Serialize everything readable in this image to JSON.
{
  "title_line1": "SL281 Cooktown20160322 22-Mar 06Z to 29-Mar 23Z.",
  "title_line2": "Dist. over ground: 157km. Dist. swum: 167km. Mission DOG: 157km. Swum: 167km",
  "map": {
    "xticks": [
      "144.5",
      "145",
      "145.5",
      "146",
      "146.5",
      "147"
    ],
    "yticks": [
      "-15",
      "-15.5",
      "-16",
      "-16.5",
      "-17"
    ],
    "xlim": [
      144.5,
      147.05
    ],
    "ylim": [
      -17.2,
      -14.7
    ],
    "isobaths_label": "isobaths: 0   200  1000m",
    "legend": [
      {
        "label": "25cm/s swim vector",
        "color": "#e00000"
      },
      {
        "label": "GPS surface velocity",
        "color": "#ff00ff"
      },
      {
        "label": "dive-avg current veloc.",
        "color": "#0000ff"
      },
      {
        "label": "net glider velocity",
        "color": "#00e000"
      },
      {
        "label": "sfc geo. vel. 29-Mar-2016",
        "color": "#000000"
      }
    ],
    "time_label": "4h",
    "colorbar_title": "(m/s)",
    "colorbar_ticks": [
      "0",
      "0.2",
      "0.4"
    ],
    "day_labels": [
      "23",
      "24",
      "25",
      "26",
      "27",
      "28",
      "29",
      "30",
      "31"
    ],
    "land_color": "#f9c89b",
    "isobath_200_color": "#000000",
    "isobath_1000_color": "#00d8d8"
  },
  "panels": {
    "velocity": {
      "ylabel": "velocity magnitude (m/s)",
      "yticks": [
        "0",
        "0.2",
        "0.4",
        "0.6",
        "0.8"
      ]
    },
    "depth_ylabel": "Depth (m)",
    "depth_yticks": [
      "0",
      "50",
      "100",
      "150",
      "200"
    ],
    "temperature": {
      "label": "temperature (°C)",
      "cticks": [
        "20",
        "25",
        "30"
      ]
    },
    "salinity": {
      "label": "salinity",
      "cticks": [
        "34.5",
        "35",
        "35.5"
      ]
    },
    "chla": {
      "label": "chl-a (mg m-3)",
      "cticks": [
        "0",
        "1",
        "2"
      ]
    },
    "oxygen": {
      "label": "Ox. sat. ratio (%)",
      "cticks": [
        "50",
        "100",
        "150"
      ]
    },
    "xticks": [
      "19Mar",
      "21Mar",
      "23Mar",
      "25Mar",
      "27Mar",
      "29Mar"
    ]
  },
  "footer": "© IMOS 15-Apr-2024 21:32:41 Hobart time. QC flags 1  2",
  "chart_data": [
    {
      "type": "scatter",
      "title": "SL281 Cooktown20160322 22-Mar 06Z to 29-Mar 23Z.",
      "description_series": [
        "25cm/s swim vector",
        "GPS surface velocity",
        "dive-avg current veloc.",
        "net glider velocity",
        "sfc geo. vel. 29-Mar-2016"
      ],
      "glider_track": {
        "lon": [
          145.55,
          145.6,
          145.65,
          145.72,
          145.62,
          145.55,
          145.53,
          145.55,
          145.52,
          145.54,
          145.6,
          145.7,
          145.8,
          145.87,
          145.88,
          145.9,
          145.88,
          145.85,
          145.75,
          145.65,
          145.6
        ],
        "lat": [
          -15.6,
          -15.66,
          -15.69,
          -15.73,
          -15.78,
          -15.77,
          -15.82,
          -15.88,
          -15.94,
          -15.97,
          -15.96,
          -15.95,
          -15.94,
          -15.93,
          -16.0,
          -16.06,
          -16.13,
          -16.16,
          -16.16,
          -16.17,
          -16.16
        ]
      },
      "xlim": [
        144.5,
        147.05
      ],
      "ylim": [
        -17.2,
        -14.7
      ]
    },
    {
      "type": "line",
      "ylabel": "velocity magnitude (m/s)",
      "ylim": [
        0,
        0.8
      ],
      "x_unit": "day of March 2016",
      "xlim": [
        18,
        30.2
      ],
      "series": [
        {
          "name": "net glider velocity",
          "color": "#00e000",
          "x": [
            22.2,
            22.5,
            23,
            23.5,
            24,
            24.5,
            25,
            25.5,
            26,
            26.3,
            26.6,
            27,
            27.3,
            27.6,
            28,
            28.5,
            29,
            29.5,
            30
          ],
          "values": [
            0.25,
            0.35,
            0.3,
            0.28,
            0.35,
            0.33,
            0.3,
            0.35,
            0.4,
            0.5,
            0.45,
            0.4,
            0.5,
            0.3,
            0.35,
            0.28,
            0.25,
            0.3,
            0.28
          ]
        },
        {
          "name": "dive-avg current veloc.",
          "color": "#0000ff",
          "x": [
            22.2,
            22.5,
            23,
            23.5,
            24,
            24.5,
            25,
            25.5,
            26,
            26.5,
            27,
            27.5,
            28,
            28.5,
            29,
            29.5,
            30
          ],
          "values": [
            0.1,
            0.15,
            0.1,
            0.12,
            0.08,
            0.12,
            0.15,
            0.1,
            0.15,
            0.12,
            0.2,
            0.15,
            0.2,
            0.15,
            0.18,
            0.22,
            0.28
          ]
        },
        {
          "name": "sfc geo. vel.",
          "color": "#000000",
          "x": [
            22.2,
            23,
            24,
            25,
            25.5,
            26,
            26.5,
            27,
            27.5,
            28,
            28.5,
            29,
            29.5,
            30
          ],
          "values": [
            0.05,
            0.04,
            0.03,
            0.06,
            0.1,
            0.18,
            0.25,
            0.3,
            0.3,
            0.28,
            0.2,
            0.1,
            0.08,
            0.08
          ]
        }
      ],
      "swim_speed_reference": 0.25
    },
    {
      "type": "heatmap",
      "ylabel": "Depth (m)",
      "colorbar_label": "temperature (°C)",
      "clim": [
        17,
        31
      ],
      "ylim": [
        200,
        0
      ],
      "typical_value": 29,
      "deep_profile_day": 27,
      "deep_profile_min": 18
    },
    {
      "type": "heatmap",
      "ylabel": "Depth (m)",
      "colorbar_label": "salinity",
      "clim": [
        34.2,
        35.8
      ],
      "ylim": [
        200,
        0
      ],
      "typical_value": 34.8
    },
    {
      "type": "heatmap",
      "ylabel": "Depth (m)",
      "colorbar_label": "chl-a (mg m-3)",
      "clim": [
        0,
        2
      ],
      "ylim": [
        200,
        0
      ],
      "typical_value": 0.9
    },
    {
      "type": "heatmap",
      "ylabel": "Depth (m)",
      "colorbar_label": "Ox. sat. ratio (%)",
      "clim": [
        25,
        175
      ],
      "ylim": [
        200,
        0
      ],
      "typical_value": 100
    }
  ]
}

* **Exercise description**
Exactly as shown, repeat every record.

* **Answer to the exercise**
Serialize everything readable in this image to JSON.
{
  "title_line1": "SL281 Cooktown20160322 22-Mar 06Z to 29-Mar 23Z.",
  "title_line2": "Dist. over ground: 157km. Dist. swum: 167km. Mission DOG: 157km. Swum: 167km",
  "map": {
    "xticks": [
      "144.5",
      "145",
      "145.5",
      "146",
      "146.5",
      "147"
    ],
    "yticks": [
      "-15",
      "-15.5",
      "-16",
      "-16.5",
      "-17"
    ],
    "xlim": [
      144.5,
      147.05
    ],
    "ylim": [
      -17.2,
      -14.7
    ],
    "isobaths_label": "isobaths: 0   200  1000m",
    "legend": [
      {
        "label": "25cm/s swim vector",
        "color": "#e00000"
      },
      {
        "label": "GPS surface velocity",
        "color": "#ff00ff"
      },
      {
        "label": "dive-avg current veloc.",
        "color": "#0000ff"
      },
      {
        "label": "net glider velocity",
        "color": "#00e000"
      },
      {
        "label": "sfc geo. vel. 29-Mar-2016",
        "color": "#000000"
      }
    ],
    "time_label": "4h",
    "colorbar_title": "(m/s)",
    "colorbar_ticks": [
      "0",
      "0.2",
      "0.4"
    ],
    "day_labels": [
      "23",
      "24",
      "25",
      "26",
      "27",
      "28",
      "29",
      "30",
      "31"
    ],
    "land_color": "#f9c89b",
    "isobath_200_color": "#000000",
    "isobath_1000_color": "#00d8d8"
  },
  "panels": {
    "velocity": {
      "ylabel": "velocity magnitude (m/s)",
      "yticks": [
        "0",
        "0.2",
        "0.4",
        "0.6",
        "0.8"
      ]
    },
    "depth_ylabel": "Depth (m)",
    "depth_yticks": [
      "0",
      "50",
      "100",
      "150",
      "200"
    ],
    "temperature": {
      "label": "temperature (°C)",
      "cticks": [
        "20",
        "25",
        "30"
      ]
    },
    "salinity": {
      "label": "salinity",
      "cticks": [
        "34.5",
        "35",
        "35.5"
      ]
    },
    "chla": {
      "label": "chl-a (mg m-3)",
      "cticks": [
        "0",
        "1",
        "2"
      ]
    },
    "oxygen": {
      "label": "Ox. sat. ratio (%)",
      "cticks": [
        "50",
        "100",
        "150"
      ]
    },
    "xticks": [
      "19Mar",
      "21Mar",
      "23Mar",
      "25Mar",
      "27Mar",
      "29Mar"
    ]
  },
  "footer": "© IMOS 15-Apr-2024 21:32:41 Hobart time. QC flags 1  2",
  "chart_data": [
    {
      "type": "scatter",
      "title": "SL281 Cooktown20160322 22-Mar 06Z to 29-Mar 23Z.",
      "description_series": [
        "25cm/s swim vector",
        "GPS surface velocity",
        "dive-avg current veloc.",
        "net glider velocity",
        "sfc geo. vel. 29-Mar-2016"
      ],
      "glider_track": {
        "lon": [
          145.55,
          145.6,
          145.65,
          145.72,
          145.62,
          145.55,
          145.53,
          145.55,
          145.52,
          145.54,
          145.6,
          145.7,
          145.8,
          145.87,
          145.88,
          145.9,
          145.88,
          145.85,
          145.75,
          145.65,
          145.6
        ],
        "lat": [
          -15.6,
          -15.66,
          -15.69,
          -15.73,
          -15.78,
          -15.77,
          -15.82,
          -15.88,
          -15.94,
          -15.97,
          -15.96,
          -15.95,
          -15.94,
          -15.93,
          -16.0,
          -16.06,
          -16.13,
          -16.16,
          -16.16,
          -16.17,
          -16.16
        ]
      },
      "xlim": [
        144.5,
        147.05
      ],
      "ylim": [
        -17.2,
        -14.7
      ]
    },
    {
      "type": "line",
      "ylabel": "velocity magnitude (m/s)",
      "ylim": [
        0,
        0.8
      ],
      "x_unit": "day of March 2016",
      "xlim": [
        18,
        30.2
      ],
      "series": [
        {
          "name": "net glider velocity",
          "color": "#00e000",
          "x": [
            22.2,
            22.5,
            23,
            23.5,
            24,
            24.5,
            25,
            25.5,
            26,
            26.3,
            26.6,
            27,
            27.3,
            27.6,
            28,
            28.5,
            29,
            29.5,
            30
          ],
          "values": [
            0.25,
            0.35,
            0.3,
            0.28,
            0.35,
            0.33,
            0.3,
            0.35,
            0.4,
            0.5,
            0.45,
            0.4,
            0.5,
            0.3,
            0.35,
            0.28,
            0.25,
            0.3,
            0.28
          ]
        },
        {
          "name": "dive-avg current veloc.",
          "color": "#0000ff",
          "x": [
            22.2,
            22.5,
            23,
            23.5,
            24,
            24.5,
            25,
            25.5,
            26,
            26.5,
            27,
            27.5,
            28,
            28.5,
            29,
            29.5,
            30
          ],
          "values": [
            0.1,
            0.15,
            0.1,
            0.12,
            0.08,
            0.12,
            0.15,
            0.1,
            0.15,
            0.12,
            0.2,
            0.15,
            0.2,
            0.15,
            0.18,
            0.22,
            0.28
          ]
        },
        {
          "name": "sfc geo. vel.",
          "color": "#000000",
          "x": [
            22.2,
            23,
            24,
            25,
            25.5,
            26,
            26.5,
            27,
            27.5,
            28,
            28.5,
            29,
            29.5,
            30
          ],
          "values": [
            0.05,
            0.04,
            0.03,
            0.06,
            0.1,
            0.18,
            0.25,
            0.3,
            0.3,
            0.28,
            0.2,
            0.1,
            0.08,
            0.08
          ]
        }
      ],
      "swim_speed_reference": 0.25
    },
    {
      "type": "heatmap",
      "ylabel": "Depth (m)",
      "colorbar_label": "temperature (°C)",
      "clim": [
        17,
        31
      ],
      "ylim": [
        200,
        0
      ],
      "typical_value": 29,
      "deep_profile_day": 27,
      "deep_profile_min": 18
    },
    {
      "type": "heatmap",
      "ylabel": "Depth (m)",
      "colorbar_label": "salinity",
      "clim": [
        34.2,
        35.8
      ],
      "ylim": [
        200,
        0
      ],
      "typical_value": 34.8
    },
    {
      "type": "heatmap",
      "ylabel": "Depth (m)",
      "colorbar_label": "chl-a (mg m-3)",
      "clim": [
        0,
        2
      ],
      "ylim": [
        200,
        0
      ],
      "typical_value": 0.9
    },
    {
      "type": "heatmap",
      "ylabel": "Depth (m)",
      "colorbar_label": "Ox. sat. ratio (%)",
      "clim": [
        25,
        175
      ],
      "ylim": [
        200,
        0
      ],
      "typical_value": 100
    }
  ]
}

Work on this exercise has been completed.